- **Dataset records**
·····

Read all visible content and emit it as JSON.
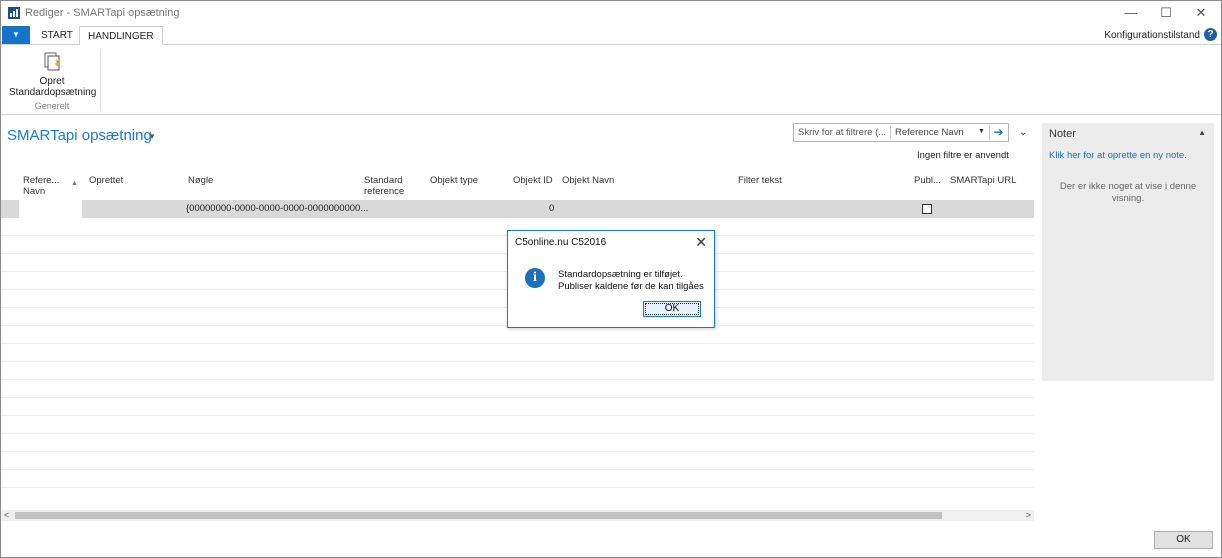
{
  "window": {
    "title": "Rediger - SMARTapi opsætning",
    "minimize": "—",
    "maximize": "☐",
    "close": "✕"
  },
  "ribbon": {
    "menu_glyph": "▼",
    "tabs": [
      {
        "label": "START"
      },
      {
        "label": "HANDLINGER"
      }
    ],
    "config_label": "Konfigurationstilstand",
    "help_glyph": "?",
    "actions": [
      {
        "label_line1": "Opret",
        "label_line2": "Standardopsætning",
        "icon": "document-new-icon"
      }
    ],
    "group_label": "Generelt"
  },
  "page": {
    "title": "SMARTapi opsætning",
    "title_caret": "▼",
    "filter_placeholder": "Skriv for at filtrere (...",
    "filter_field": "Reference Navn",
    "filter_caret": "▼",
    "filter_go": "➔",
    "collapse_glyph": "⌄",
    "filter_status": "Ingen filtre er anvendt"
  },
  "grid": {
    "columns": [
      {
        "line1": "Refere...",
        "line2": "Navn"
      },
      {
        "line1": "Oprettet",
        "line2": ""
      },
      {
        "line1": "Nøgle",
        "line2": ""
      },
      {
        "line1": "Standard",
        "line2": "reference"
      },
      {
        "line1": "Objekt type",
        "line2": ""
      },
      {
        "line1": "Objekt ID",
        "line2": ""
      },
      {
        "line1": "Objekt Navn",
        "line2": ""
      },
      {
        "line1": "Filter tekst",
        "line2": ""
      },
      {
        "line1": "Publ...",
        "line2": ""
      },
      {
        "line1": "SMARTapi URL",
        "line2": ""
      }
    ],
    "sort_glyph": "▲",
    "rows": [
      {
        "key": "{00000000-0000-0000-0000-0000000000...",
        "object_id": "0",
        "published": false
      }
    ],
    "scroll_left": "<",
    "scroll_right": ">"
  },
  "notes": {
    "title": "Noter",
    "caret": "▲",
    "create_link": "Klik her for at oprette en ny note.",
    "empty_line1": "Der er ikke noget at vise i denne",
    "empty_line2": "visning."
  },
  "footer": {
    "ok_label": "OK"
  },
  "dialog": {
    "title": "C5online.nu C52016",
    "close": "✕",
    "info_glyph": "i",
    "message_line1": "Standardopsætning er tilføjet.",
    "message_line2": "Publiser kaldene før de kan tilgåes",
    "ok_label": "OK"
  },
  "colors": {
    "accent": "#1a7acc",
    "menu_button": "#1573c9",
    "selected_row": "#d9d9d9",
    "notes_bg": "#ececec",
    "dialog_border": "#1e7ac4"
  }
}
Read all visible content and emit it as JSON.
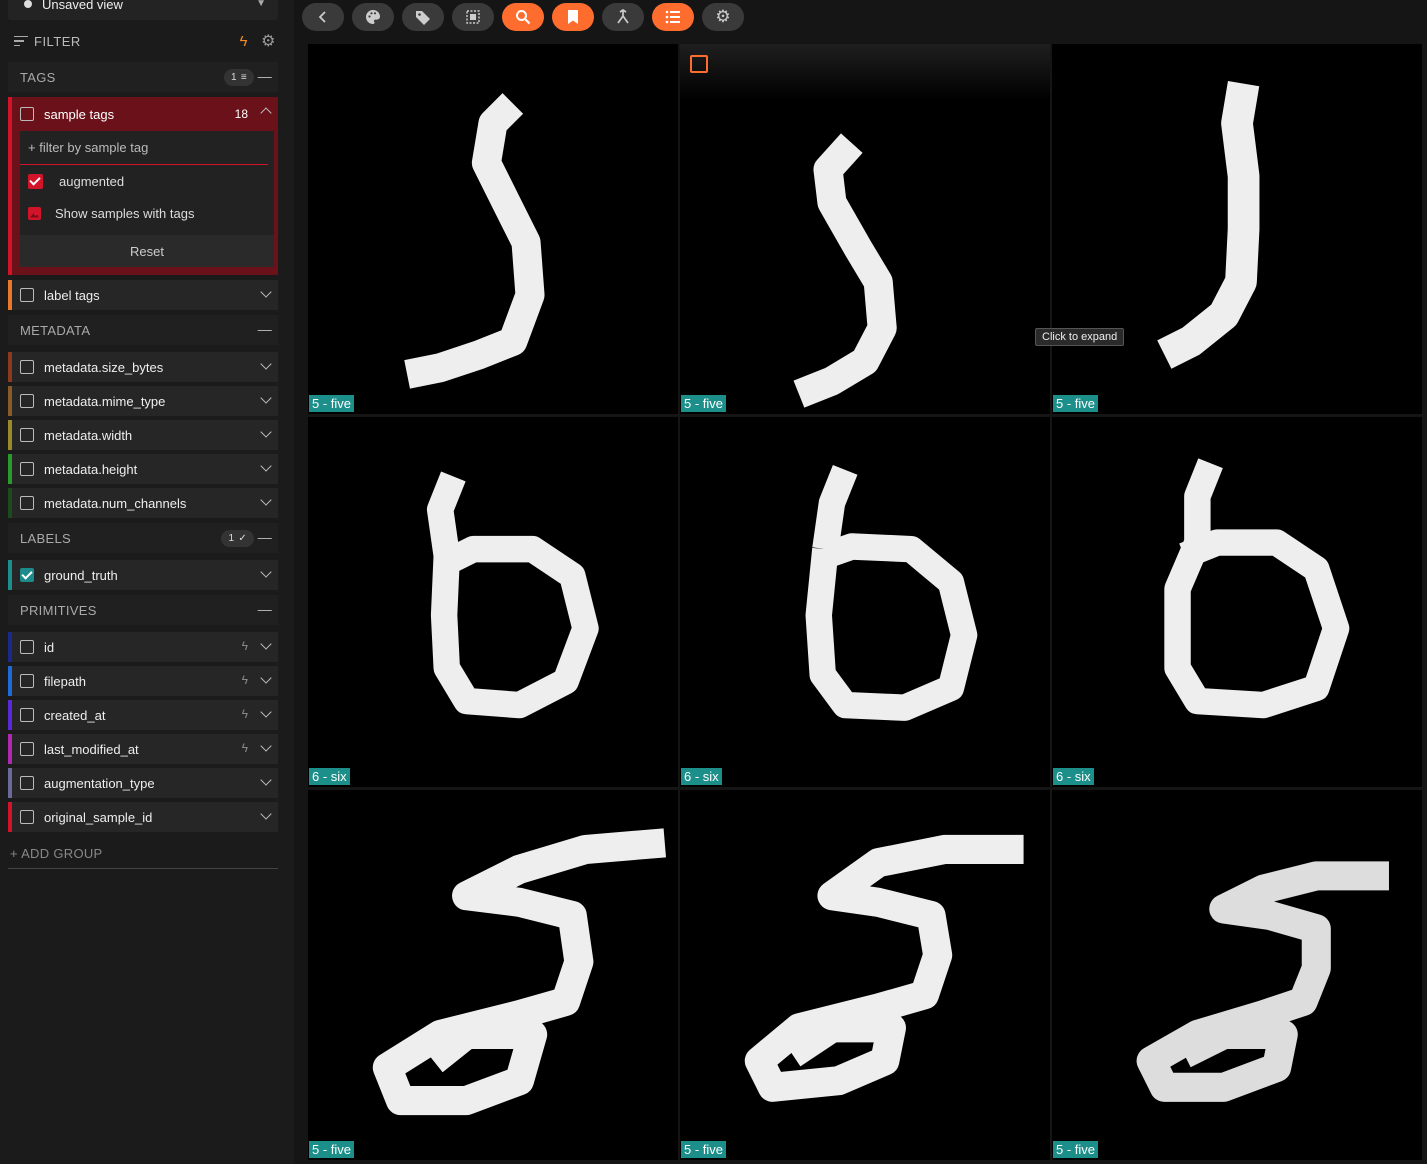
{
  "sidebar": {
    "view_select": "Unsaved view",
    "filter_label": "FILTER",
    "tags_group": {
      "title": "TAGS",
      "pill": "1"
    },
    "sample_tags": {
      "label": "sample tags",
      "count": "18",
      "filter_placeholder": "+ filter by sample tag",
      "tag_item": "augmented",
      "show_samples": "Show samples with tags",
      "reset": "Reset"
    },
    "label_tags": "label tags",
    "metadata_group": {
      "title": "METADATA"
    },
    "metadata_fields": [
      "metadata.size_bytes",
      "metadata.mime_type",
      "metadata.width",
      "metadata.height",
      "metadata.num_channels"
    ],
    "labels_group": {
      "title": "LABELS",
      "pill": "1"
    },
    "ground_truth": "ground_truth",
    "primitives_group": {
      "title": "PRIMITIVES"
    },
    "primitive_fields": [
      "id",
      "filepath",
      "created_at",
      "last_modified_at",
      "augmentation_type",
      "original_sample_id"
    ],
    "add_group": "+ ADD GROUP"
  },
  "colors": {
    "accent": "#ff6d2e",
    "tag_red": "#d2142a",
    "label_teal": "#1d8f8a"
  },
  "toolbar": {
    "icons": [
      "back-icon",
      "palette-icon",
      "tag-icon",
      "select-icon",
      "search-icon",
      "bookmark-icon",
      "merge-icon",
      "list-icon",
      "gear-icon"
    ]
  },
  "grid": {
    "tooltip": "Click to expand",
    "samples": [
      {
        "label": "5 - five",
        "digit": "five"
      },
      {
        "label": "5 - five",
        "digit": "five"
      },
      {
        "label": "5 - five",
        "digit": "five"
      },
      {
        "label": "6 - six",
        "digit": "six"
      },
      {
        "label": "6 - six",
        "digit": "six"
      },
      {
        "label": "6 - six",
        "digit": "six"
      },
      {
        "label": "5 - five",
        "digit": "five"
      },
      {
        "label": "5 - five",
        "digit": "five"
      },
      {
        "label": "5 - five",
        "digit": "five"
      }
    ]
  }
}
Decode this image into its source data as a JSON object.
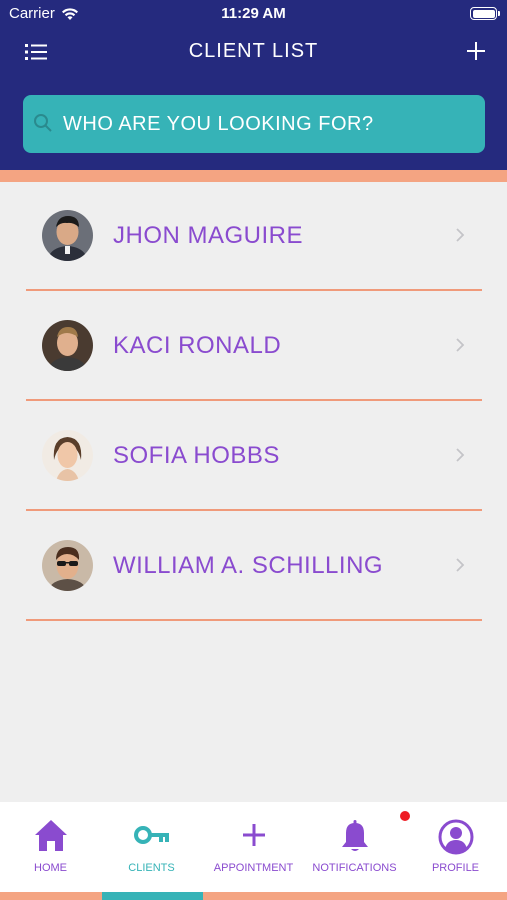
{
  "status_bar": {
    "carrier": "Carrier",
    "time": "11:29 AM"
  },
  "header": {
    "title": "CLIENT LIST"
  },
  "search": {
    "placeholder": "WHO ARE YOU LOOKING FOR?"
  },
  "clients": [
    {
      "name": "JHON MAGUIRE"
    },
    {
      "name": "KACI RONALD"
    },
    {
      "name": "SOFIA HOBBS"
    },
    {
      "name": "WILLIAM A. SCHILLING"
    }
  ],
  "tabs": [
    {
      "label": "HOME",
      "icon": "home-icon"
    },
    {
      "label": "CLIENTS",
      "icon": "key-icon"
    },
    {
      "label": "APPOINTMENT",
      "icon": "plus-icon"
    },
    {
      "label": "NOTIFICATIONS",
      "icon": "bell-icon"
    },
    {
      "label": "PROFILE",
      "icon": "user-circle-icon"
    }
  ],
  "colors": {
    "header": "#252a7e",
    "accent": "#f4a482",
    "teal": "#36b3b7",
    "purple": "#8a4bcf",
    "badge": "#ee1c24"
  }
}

·····

- **Task description**
Every record above should be transcribed exactly; the pictures stay out of the copy.

- **Task answer**
Read all visible content and emit it as JSON.
{
  "window": {
    "title": "Rediger - SMARTapi opsætning",
    "minimize": "—",
    "maximize": "☐",
    "close": "✕"
  },
  "ribbon": {
    "menu_glyph": "▼",
    "tabs": [
      {
        "label": "START"
      },
      {
        "label": "HANDLINGER"
      }
    ],
    "config_label": "Konfigurationstilstand",
    "help_glyph": "?",
    "actions": [
      {
        "label_line1": "Opret",
        "label_line2": "Standardopsætning",
        "icon": "document-new-icon"
      }
    ],
    "group_label": "Generelt"
  },
  "page": {
    "title": "SMARTapi opsætning",
    "title_caret": "▼",
    "filter_placeholder": "Skriv for at filtrere (...",
    "filter_field": "Reference Navn",
    "filter_caret": "▼",
    "filter_go": "➔",
    "collapse_glyph": "⌄",
    "filter_status": "Ingen filtre er anvendt"
  },
  "grid": {
    "columns": [
      {
        "line1": "Refere...",
        "line2": "Navn"
      },
      {
        "line1": "Oprettet",
        "line2": ""
      },
      {
        "line1": "Nøgle",
        "line2": ""
      },
      {
        "line1": "Standard",
        "line2": "reference"
      },
      {
        "line1": "Objekt type",
        "line2": ""
      },
      {
        "line1": "Objekt ID",
        "line2": ""
      },
      {
        "line1": "Objekt Navn",
        "line2": ""
      },
      {
        "line1": "Filter tekst",
        "line2": ""
      },
      {
        "line1": "Publ...",
        "line2": ""
      },
      {
        "line1": "SMARTapi URL",
        "line2": ""
      }
    ],
    "sort_glyph": "▲",
    "rows": [
      {
        "key": "{00000000-0000-0000-0000-0000000000...",
        "object_id": "0",
        "published": false
      }
    ],
    "scroll_left": "<",
    "scroll_right": ">"
  },
  "notes": {
    "title": "Noter",
    "caret": "▲",
    "create_link": "Klik her for at oprette en ny note.",
    "empty_line1": "Der er ikke noget at vise i denne",
    "empty_line2": "visning."
  },
  "footer": {
    "ok_label": "OK"
  },
  "dialog": {
    "title": "C5online.nu C52016",
    "close": "✕",
    "info_glyph": "i",
    "message_line1": "Standardopsætning er tilføjet.",
    "message_line2": "Publiser kaldene før de kan tilgåes",
    "ok_label": "OK"
  },
  "colors": {
    "accent": "#1a7acc",
    "menu_button": "#1573c9",
    "selected_row": "#d9d9d9",
    "notes_bg": "#ececec",
    "dialog_border": "#1e7ac4"
  }
}
Read all visible content and emit it as JSON.
{
  "sidebar": {
    "view_select": "Unsaved view",
    "filter_label": "FILTER",
    "tags_group": {
      "title": "TAGS",
      "pill": "1"
    },
    "sample_tags": {
      "label": "sample tags",
      "count": "18",
      "filter_placeholder": "+ filter by sample tag",
      "tag_item": "augmented",
      "show_samples": "Show samples with tags",
      "reset": "Reset"
    },
    "label_tags": "label tags",
    "metadata_group": {
      "title": "METADATA"
    },
    "metadata_fields": [
      "metadata.size_bytes",
      "metadata.mime_type",
      "metadata.width",
      "metadata.height",
      "metadata.num_channels"
    ],
    "labels_group": {
      "title": "LABELS",
      "pill": "1"
    },
    "ground_truth": "ground_truth",
    "primitives_group": {
      "title": "PRIMITIVES"
    },
    "primitive_fields": [
      "id",
      "filepath",
      "created_at",
      "last_modified_at",
      "augmentation_type",
      "original_sample_id"
    ],
    "add_group": "+ ADD GROUP"
  },
  "colors": {
    "accent": "#ff6d2e",
    "tag_red": "#d2142a",
    "label_teal": "#1d8f8a"
  },
  "toolbar": {
    "icons": [
      "back-icon",
      "palette-icon",
      "tag-icon",
      "select-icon",
      "search-icon",
      "bookmark-icon",
      "merge-icon",
      "list-icon",
      "gear-icon"
    ]
  },
  "grid": {
    "tooltip": "Click to expand",
    "samples": [
      {
        "label": "5 - five",
        "digit": "five"
      },
      {
        "label": "5 - five",
        "digit": "five"
      },
      {
        "label": "5 - five",
        "digit": "five"
      },
      {
        "label": "6 - six",
        "digit": "six"
      },
      {
        "label": "6 - six",
        "digit": "six"
      },
      {
        "label": "6 - six",
        "digit": "six"
      },
      {
        "label": "5 - five",
        "digit": "five"
      },
      {
        "label": "5 - five",
        "digit": "five"
      },
      {
        "label": "5 - five",
        "digit": "five"
      }
    ]
  }
}
Decode this image into its source data as a JSON object.
{
  "status_bar": {
    "carrier": "Carrier",
    "time": "11:29 AM"
  },
  "header": {
    "title": "CLIENT LIST"
  },
  "search": {
    "placeholder": "WHO ARE YOU LOOKING FOR?"
  },
  "clients": [
    {
      "name": "JHON MAGUIRE"
    },
    {
      "name": "KACI RONALD"
    },
    {
      "name": "SOFIA HOBBS"
    },
    {
      "name": "WILLIAM A. SCHILLING"
    }
  ],
  "tabs": [
    {
      "label": "HOME",
      "icon": "home-icon"
    },
    {
      "label": "CLIENTS",
      "icon": "key-icon"
    },
    {
      "label": "APPOINTMENT",
      "icon": "plus-icon"
    },
    {
      "label": "NOTIFICATIONS",
      "icon": "bell-icon"
    },
    {
      "label": "PROFILE",
      "icon": "user-circle-icon"
    }
  ],
  "colors": {
    "header": "#252a7e",
    "accent": "#f4a482",
    "teal": "#36b3b7",
    "purple": "#8a4bcf",
    "badge": "#ee1c24"
  }
}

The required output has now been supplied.